▶ [Short task]
Could you write out every entry exactly as it stands?

▶ [Records to use]
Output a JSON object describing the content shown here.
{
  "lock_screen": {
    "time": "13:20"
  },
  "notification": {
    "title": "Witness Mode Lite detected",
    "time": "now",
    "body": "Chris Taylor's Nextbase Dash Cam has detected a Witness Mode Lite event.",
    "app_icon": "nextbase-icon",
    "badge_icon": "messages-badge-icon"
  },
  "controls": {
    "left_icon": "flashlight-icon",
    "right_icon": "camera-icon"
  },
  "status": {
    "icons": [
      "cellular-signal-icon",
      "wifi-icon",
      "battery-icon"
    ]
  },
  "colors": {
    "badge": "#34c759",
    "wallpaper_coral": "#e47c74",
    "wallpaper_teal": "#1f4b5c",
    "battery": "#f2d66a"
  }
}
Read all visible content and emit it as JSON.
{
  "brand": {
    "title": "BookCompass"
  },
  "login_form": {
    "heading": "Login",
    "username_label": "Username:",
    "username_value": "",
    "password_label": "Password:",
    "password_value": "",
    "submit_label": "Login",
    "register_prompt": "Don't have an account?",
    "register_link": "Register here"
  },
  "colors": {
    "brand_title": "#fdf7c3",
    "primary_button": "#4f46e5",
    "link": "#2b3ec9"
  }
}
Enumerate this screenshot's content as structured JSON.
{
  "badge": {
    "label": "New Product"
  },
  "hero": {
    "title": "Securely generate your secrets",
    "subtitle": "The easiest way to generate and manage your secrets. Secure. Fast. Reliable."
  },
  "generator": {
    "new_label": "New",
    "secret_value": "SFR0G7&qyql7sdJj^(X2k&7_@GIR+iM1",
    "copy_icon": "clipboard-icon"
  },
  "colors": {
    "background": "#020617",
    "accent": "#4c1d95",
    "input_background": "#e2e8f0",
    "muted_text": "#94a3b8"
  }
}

▶ [Solution]
Output a JSON object describing the content shown here.
{
  "lock_screen": {
    "time": "13:20"
  },
  "notification": {
    "title": "Witness Mode Lite detected",
    "time": "now",
    "body": "Chris Taylor's Nextbase Dash Cam has detected a Witness Mode Lite event.",
    "app_icon": "nextbase-icon",
    "badge_icon": "messages-badge-icon"
  },
  "controls": {
    "left_icon": "flashlight-icon",
    "right_icon": "camera-icon"
  },
  "status": {
    "icons": [
      "cellular-signal-icon",
      "wifi-icon",
      "battery-icon"
    ]
  },
  "colors": {
    "badge": "#34c759",
    "wallpaper_coral": "#e47c74",
    "wallpaper_teal": "#1f4b5c",
    "battery": "#f2d66a"
  }
}
Read all visible content and emit it as JSON.
{
  "brand": {
    "title": "BookCompass"
  },
  "login_form": {
    "heading": "Login",
    "username_label": "Username:",
    "username_value": "",
    "password_label": "Password:",
    "password_value": "",
    "submit_label": "Login",
    "register_prompt": "Don't have an account?",
    "register_link": "Register here"
  },
  "colors": {
    "brand_title": "#fdf7c3",
    "primary_button": "#4f46e5",
    "link": "#2b3ec9"
  }
}
Enumerate this screenshot's content as structured JSON.
{
  "badge": {
    "label": "New Product"
  },
  "hero": {
    "title": "Securely generate your secrets",
    "subtitle": "The easiest way to generate and manage your secrets. Secure. Fast. Reliable."
  },
  "generator": {
    "new_label": "New",
    "secret_value": "SFR0G7&qyql7sdJj^(X2k&7_@GIR+iM1",
    "copy_icon": "clipboard-icon"
  },
  "colors": {
    "background": "#020617",
    "accent": "#4c1d95",
    "input_background": "#e2e8f0",
    "muted_text": "#94a3b8"
  }
}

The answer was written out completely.